Data to use.

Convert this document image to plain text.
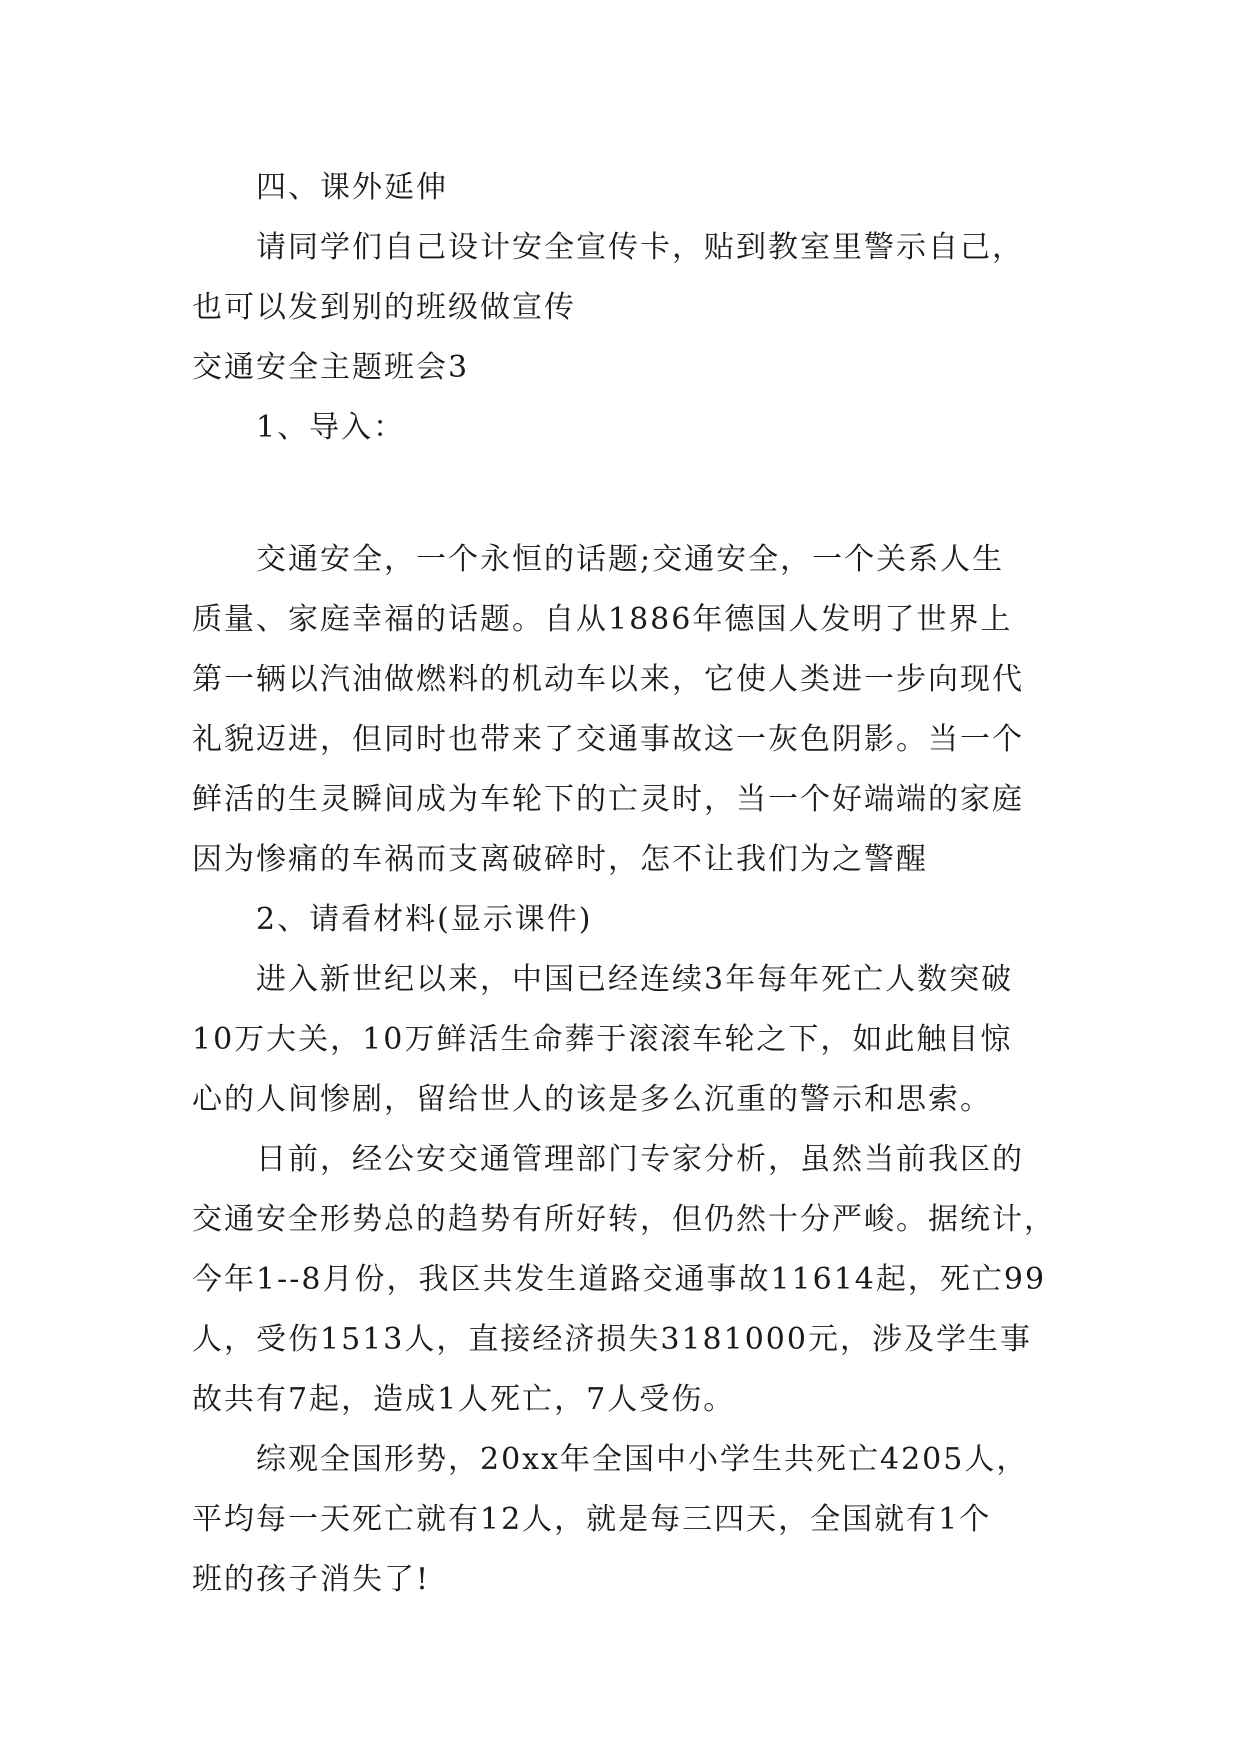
四、课外延伸
请同学们自己设计安全宣传卡，贴到教室里警示自己，
也可以发到别的班级做宣传
交通安全主题班会3
1、导入：
交通安全，一个永恒的话题;交通安全，一个关系人生
质量、家庭幸福的话题。自从1886年德国人发明了世界上
第一辆以汽油做燃料的机动车以来，它使人类进一步向现代
礼貌迈进，但同时也带来了交通事故这一灰色阴影。当一个
鲜活的生灵瞬间成为车轮下的亡灵时，当一个好端端的家庭
因为惨痛的车祸而支离破碎时，怎不让我们为之警醒
2、请看材料(显示课件)
进入新世纪以来，中国已经连续3年每年死亡人数突破
10万大关，10万鲜活生命葬于滚滚车轮之下，如此触目惊
心的人间惨剧，留给世人的该是多么沉重的警示和思索。
日前，经公安交通管理部门专家分析，虽然当前我区的
交通安全形势总的趋势有所好转，但仍然十分严峻。据统计，
今年1--8月份，我区共发生道路交通事故11614起，死亡99
人，受伤1513人，直接经济损失3181000元，涉及学生事
故共有7起，造成1人死亡，7人受伤。
综观全国形势，20xx年全国中小学生共死亡4205人，
平均每一天死亡就有12人，就是每三四天，全国就有1个
班的孩子消失了!
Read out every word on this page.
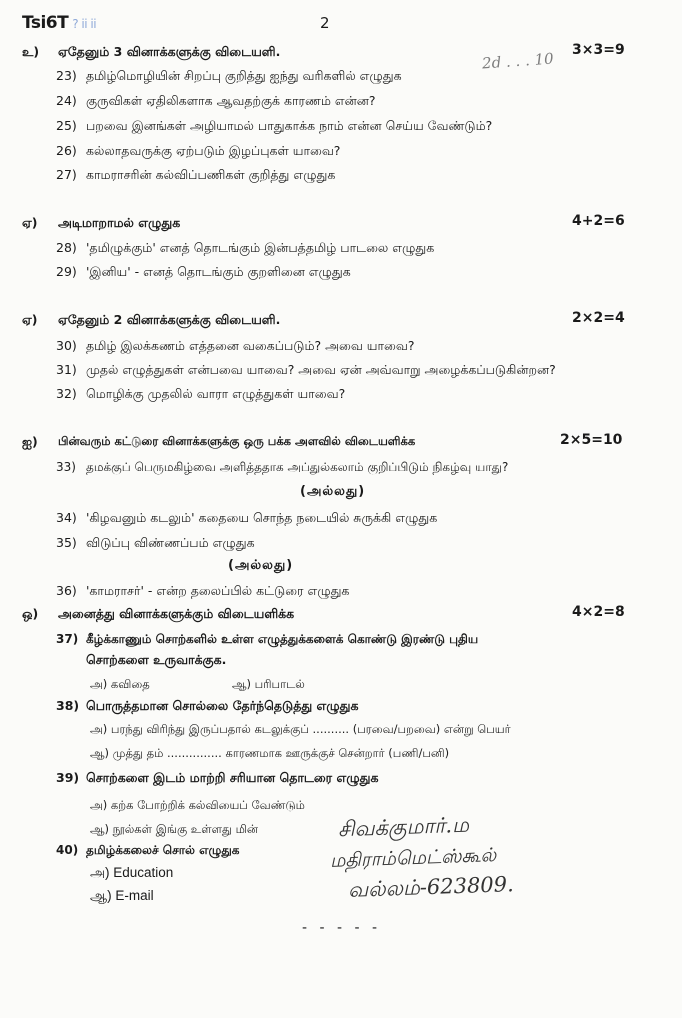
Tsi6T ? ii ii	2
2d . . . 10
உ) ஏதேனும் 3 வினாக்களுக்கு விடையளி.	3×3=9
23) தமிழ்மொழியின் சிறப்பு குறித்து ஐந்து வரிகளில் எழுதுக
24) குருவிகள் ஏதிலிகளாக ஆவதற்குக் காரணம் என்ன?
25) பறவை இனங்கள் அழியாமல் பாதுகாக்க நாம் என்ன செய்ய வேண்டும்?
26) கல்லாதவருக்கு ஏற்படும் இழப்புகள் யாவை?
27) காமராசரின் கல்விப்பணிகள் குறித்து எழுதுக
ஏ) அடிமாறாமல் எழுதுக	4+2=6
28) 'தமிழுக்கும்' எனத் தொடங்கும் இன்பத்தமிழ் பாடலை எழுதுக
29) 'இனிய' - எனத் தொடங்கும் குறளினை எழுதுக
ஏ) ஏதேனும் 2 வினாக்களுக்கு விடையளி.	2×2=4
30) தமிழ் இலக்கணம் எத்தனை வகைப்படும்? அவை யாவை?
31) முதல் எழுத்துகள் என்பவை யாவை? அவை ஏன் அவ்வாறு அழைக்கப்படுகின்றன?
32) மொழிக்கு முதலில் வாரா எழுத்துகள் யாவை?
ஐ) பின்வரும் கட்டுரை வினாக்களுக்கு ஒரு பக்க அளவில் விடையளிக்க	2×5=10
33) தமக்குப் பெருமகிழ்வை அளித்ததாக அப்துல்கலாம் குறிப்பிடும் நிகழ்வு யாது?
(அல்லது)
34) 'கிழவனும் கடலும்' கதையை சொந்த நடையில் சுருக்கி எழுதுக
35) விடுப்பு விண்ணப்பம் எழுதுக
(அல்லது)
36) 'காமராசர்' - என்ற தலைப்பில் கட்டுரை எழுதுக
ஒ) அனைத்து வினாக்களுக்கும் விடையளிக்க	4×2=8
37) கீழ்க்காணும் சொற்களில் உள்ள எழுத்துக்களைக் கொண்டு இரண்டு புதிய
சொற்களை உருவாக்குக.
அ) கவிதை	ஆ) பரிபாடல்
38) பொருத்தமான சொல்லை தேர்ந்தெடுத்து எழுதுக
அ) பரந்து விரிந்து இருப்பதால் கடலுக்குப் .......... (பரவை/பறவை) என்று பெயர்
ஆ) முத்து தம் ............... காரணமாக ஊருக்குச் சென்றார் (பணி/பனி)
39) சொற்களை இடம் மாற்றி சரியான தொடரை எழுதுக
அ) கற்க போற்றிக் கல்வியைப் வேண்டும்
ஆ) நூல்கள் இங்கு உள்ளது மின்
40) தமிழ்க்கலைச் சொல் எழுதுக
அ) Education
ஆ) E-mail
சிவக்குமார்.ம
மதிராம்மெட்ஸ்கூல்
வல்லம்-623809.
- - - - -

Aim of the exercise.
Print every entry above again without changing a word, and omit the pictures.

Answer for this exercise.
Convert this document image to plain text.
四、课外延伸
请同学们自己设计安全宣传卡，贴到教室里警示自己，
也可以发到别的班级做宣传
交通安全主题班会3
1、导入：
交通安全，一个永恒的话题;交通安全，一个关系人生
质量、家庭幸福的话题。自从1886年德国人发明了世界上
第一辆以汽油做燃料的机动车以来，它使人类进一步向现代
礼貌迈进，但同时也带来了交通事故这一灰色阴影。当一个
鲜活的生灵瞬间成为车轮下的亡灵时，当一个好端端的家庭
因为惨痛的车祸而支离破碎时，怎不让我们为之警醒
2、请看材料(显示课件)
进入新世纪以来，中国已经连续3年每年死亡人数突破
10万大关，10万鲜活生命葬于滚滚车轮之下，如此触目惊
心的人间惨剧，留给世人的该是多么沉重的警示和思索。
日前，经公安交通管理部门专家分析，虽然当前我区的
交通安全形势总的趋势有所好转，但仍然十分严峻。据统计，
今年1--8月份，我区共发生道路交通事故11614起，死亡99
人，受伤1513人，直接经济损失3181000元，涉及学生事
故共有7起，造成1人死亡，7人受伤。
综观全国形势，20xx年全国中小学生共死亡4205人，
平均每一天死亡就有12人，就是每三四天，全国就有1个
班的孩子消失了!
Read out every word on this page.
Tsi6T ? ii ii	2
2d . . . 10
உ) ஏதேனும் 3 வினாக்களுக்கு விடையளி.	3×3=9
23) தமிழ்மொழியின் சிறப்பு குறித்து ஐந்து வரிகளில் எழுதுக
24) குருவிகள் ஏதிலிகளாக ஆவதற்குக் காரணம் என்ன?
25) பறவை இனங்கள் அழியாமல் பாதுகாக்க நாம் என்ன செய்ய வேண்டும்?
26) கல்லாதவருக்கு ஏற்படும் இழப்புகள் யாவை?
27) காமராசரின் கல்விப்பணிகள் குறித்து எழுதுக
ஏ) அடிமாறாமல் எழுதுக	4+2=6
28) 'தமிழுக்கும்' எனத் தொடங்கும் இன்பத்தமிழ் பாடலை எழுதுக
29) 'இனிய' - எனத் தொடங்கும் குறளினை எழுதுக
ஏ) ஏதேனும் 2 வினாக்களுக்கு விடையளி.	2×2=4
30) தமிழ் இலக்கணம் எத்தனை வகைப்படும்? அவை யாவை?
31) முதல் எழுத்துகள் என்பவை யாவை? அவை ஏன் அவ்வாறு அழைக்கப்படுகின்றன?
32) மொழிக்கு முதலில் வாரா எழுத்துகள் யாவை?
ஐ) பின்வரும் கட்டுரை வினாக்களுக்கு ஒரு பக்க அளவில் விடையளிக்க	2×5=10
33) தமக்குப் பெருமகிழ்வை அளித்ததாக அப்துல்கலாம் குறிப்பிடும் நிகழ்வு யாது?
(அல்லது)
34) 'கிழவனும் கடலும்' கதையை சொந்த நடையில் சுருக்கி எழுதுக
35) விடுப்பு விண்ணப்பம் எழுதுக
(அல்லது)
36) 'காமராசர்' - என்ற தலைப்பில் கட்டுரை எழுதுக
ஒ) அனைத்து வினாக்களுக்கும் விடையளிக்க	4×2=8
37) கீழ்க்காணும் சொற்களில் உள்ள எழுத்துக்களைக் கொண்டு இரண்டு புதிய
சொற்களை உருவாக்குக.
அ) கவிதை	ஆ) பரிபாடல்
38) பொருத்தமான சொல்லை தேர்ந்தெடுத்து எழுதுக
அ) பரந்து விரிந்து இருப்பதால் கடலுக்குப் .......... (பரவை/பறவை) என்று பெயர்
ஆ) முத்து தம் ............... காரணமாக ஊருக்குச் சென்றார் (பணி/பனி)
39) சொற்களை இடம் மாற்றி சரியான தொடரை எழுதுக
அ) கற்க போற்றிக் கல்வியைப் வேண்டும்
ஆ) நூல்கள் இங்கு உள்ளது மின்
40) தமிழ்க்கலைச் சொல் எழுதுக
அ) Education
ஆ) E-mail
சிவக்குமார்.ம
மதிராம்மெட்ஸ்கூல்
வல்லம்-623809.
- - - - -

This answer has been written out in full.